**Problem requirements**
Leave out the images and repeat the listing below without a single change.

**Data supplied**
════════════════════

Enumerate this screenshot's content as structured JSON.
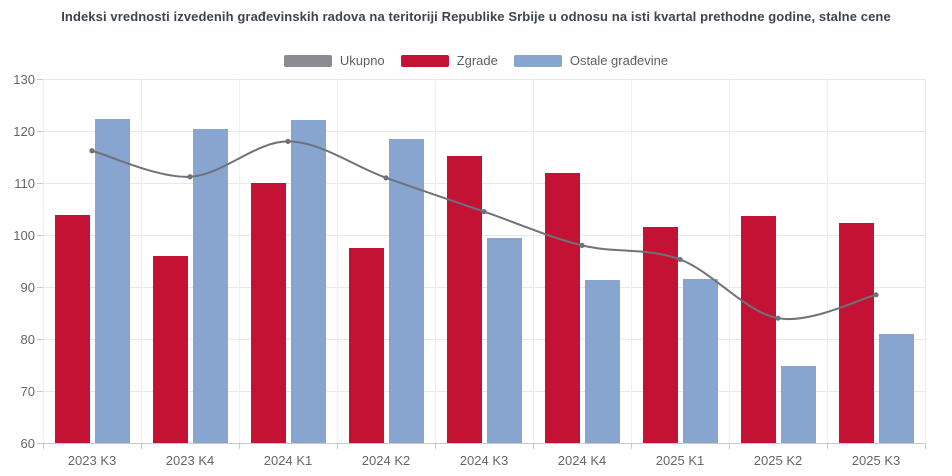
{
  "chart": {
    "title": "Indeksi vrednosti izvedenih građevinskih radova na teritoriji Republike Srbije u odnosu na isti kvartal prethodne godine, stalne cene"
  },
  "chart_data": {
    "type": "combo-column-spline",
    "title": "Indeksi vrednosti izvedenih građevinskih radova na teritoriji Republike Srbije u odnosu na isti kvartal prethodne godine, stalne cene",
    "categories": [
      "2023 K3",
      "2023 K4",
      "2024 K1",
      "2024 K2",
      "2024 K3",
      "2024 K4",
      "2025 K1",
      "2025 K2",
      "2025 K3"
    ],
    "series": [
      {
        "key": "ukupno",
        "name": "Ukupno",
        "type": "spline",
        "color": "#8b8b94",
        "line_color": "#71717a",
        "values": [
          116.2,
          111.2,
          118.0,
          111.0,
          104.5,
          98.0,
          95.3,
          84.0,
          88.5
        ]
      },
      {
        "key": "zgrade",
        "name": "Zgrade",
        "type": "column",
        "color": "#c41235",
        "values": [
          103.8,
          96.0,
          110.0,
          97.5,
          115.2,
          111.9,
          101.5,
          103.7,
          102.3
        ]
      },
      {
        "key": "ostale-gradjevine",
        "name": "Ostale građevine",
        "type": "column",
        "color": "#87a5ce",
        "values": [
          122.3,
          120.3,
          122.1,
          118.4,
          99.5,
          91.4,
          91.6,
          74.9,
          81.0
        ]
      }
    ],
    "ylim": [
      60,
      130
    ],
    "y_ticks": [
      60,
      70,
      80,
      90,
      100,
      110,
      120,
      130
    ],
    "grid": true,
    "legend_position": "top",
    "xlabel": "",
    "ylabel": ""
  }
}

════════════════════

**Task answer**
Enumerate this screenshot's content as structured JSON.
{
  "chart": {
    "title": "Indeksi vrednosti izvedenih građevinskih radova na teritoriji Republike Srbije u odnosu na isti kvartal prethodne godine, stalne cene"
  },
  "chart_data": {
    "type": "combo-column-spline",
    "title": "Indeksi vrednosti izvedenih građevinskih radova na teritoriji Republike Srbije u odnosu na isti kvartal prethodne godine, stalne cene",
    "categories": [
      "2023 K3",
      "2023 K4",
      "2024 K1",
      "2024 K2",
      "2024 K3",
      "2024 K4",
      "2025 K1",
      "2025 K2",
      "2025 K3"
    ],
    "series": [
      {
        "key": "ukupno",
        "name": "Ukupno",
        "type": "spline",
        "color": "#8b8b94",
        "line_color": "#71717a",
        "values": [
          116.2,
          111.2,
          118.0,
          111.0,
          104.5,
          98.0,
          95.3,
          84.0,
          88.5
        ]
      },
      {
        "key": "zgrade",
        "name": "Zgrade",
        "type": "column",
        "color": "#c41235",
        "values": [
          103.8,
          96.0,
          110.0,
          97.5,
          115.2,
          111.9,
          101.5,
          103.7,
          102.3
        ]
      },
      {
        "key": "ostale-gradjevine",
        "name": "Ostale građevine",
        "type": "column",
        "color": "#87a5ce",
        "values": [
          122.3,
          120.3,
          122.1,
          118.4,
          99.5,
          91.4,
          91.6,
          74.9,
          81.0
        ]
      }
    ],
    "ylim": [
      60,
      130
    ],
    "y_ticks": [
      60,
      70,
      80,
      90,
      100,
      110,
      120,
      130
    ],
    "grid": true,
    "legend_position": "top",
    "xlabel": "",
    "ylabel": ""
  }
}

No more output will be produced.